* [INSTRUCTIONS FOR THE TASK] Extract every line of the listing below and reproduce each one unchanged.

* [RECORDS FOR THE EXERCISE]
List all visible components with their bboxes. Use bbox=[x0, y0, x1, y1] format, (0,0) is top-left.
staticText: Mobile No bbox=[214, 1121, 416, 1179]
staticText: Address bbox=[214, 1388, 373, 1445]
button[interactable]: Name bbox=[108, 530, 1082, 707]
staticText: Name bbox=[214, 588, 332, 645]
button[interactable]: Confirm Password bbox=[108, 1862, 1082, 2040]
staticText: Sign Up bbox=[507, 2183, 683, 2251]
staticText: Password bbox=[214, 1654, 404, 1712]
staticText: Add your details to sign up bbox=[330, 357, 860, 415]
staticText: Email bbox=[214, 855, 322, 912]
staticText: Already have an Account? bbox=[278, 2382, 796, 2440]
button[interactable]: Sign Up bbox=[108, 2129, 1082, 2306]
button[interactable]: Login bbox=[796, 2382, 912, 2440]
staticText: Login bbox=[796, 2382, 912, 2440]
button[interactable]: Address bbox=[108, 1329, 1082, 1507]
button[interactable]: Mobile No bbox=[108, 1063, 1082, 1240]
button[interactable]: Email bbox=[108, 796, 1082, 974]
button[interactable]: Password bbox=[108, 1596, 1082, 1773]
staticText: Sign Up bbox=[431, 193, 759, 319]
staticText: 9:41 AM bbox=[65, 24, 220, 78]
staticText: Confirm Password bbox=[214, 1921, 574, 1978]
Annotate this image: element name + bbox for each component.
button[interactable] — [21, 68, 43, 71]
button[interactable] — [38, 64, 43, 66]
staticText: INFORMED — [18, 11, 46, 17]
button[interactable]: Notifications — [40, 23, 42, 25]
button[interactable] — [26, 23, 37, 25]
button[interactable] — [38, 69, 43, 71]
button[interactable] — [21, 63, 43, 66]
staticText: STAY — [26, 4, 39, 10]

* [OUTPUT]
List all visible components with their bboxes. Use bbox=[x0, y0, x1, y1] format, (0,0) is top-left.
staticText: Mobile No bbox=[214, 1121, 416, 1179]
staticText: Address bbox=[214, 1388, 373, 1445]
button[interactable]: Name bbox=[108, 530, 1082, 707]
staticText: Name bbox=[214, 588, 332, 645]
button[interactable]: Confirm Password bbox=[108, 1862, 1082, 2040]
staticText: Sign Up bbox=[507, 2183, 683, 2251]
staticText: Password bbox=[214, 1654, 404, 1712]
staticText: Add your details to sign up bbox=[330, 357, 860, 415]
staticText: Email bbox=[214, 855, 322, 912]
staticText: Already have an Account? bbox=[278, 2382, 796, 2440]
button[interactable]: Sign Up bbox=[108, 2129, 1082, 2306]
button[interactable]: Login bbox=[796, 2382, 912, 2440]
staticText: Login bbox=[796, 2382, 912, 2440]
button[interactable]: Address bbox=[108, 1329, 1082, 1507]
button[interactable]: Mobile No bbox=[108, 1063, 1082, 1240]
button[interactable]: Email bbox=[108, 796, 1082, 974]
button[interactable]: Password bbox=[108, 1596, 1082, 1773]
staticText: Sign Up bbox=[431, 193, 759, 319]
staticText: 9:41 AM bbox=[65, 24, 220, 78]
staticText: Confirm Password bbox=[214, 1921, 574, 1978]
Annotate this image: element name + bbox for each component.
button[interactable] — [21, 68, 43, 71]
button[interactable] — [38, 64, 43, 66]
staticText: INFORMED — [18, 11, 46, 17]
button[interactable]: Notifications — [40, 23, 42, 25]
button[interactable] — [26, 23, 37, 25]
button[interactable] — [38, 69, 43, 71]
button[interactable] — [21, 63, 43, 66]
staticText: STAY — [26, 4, 39, 10]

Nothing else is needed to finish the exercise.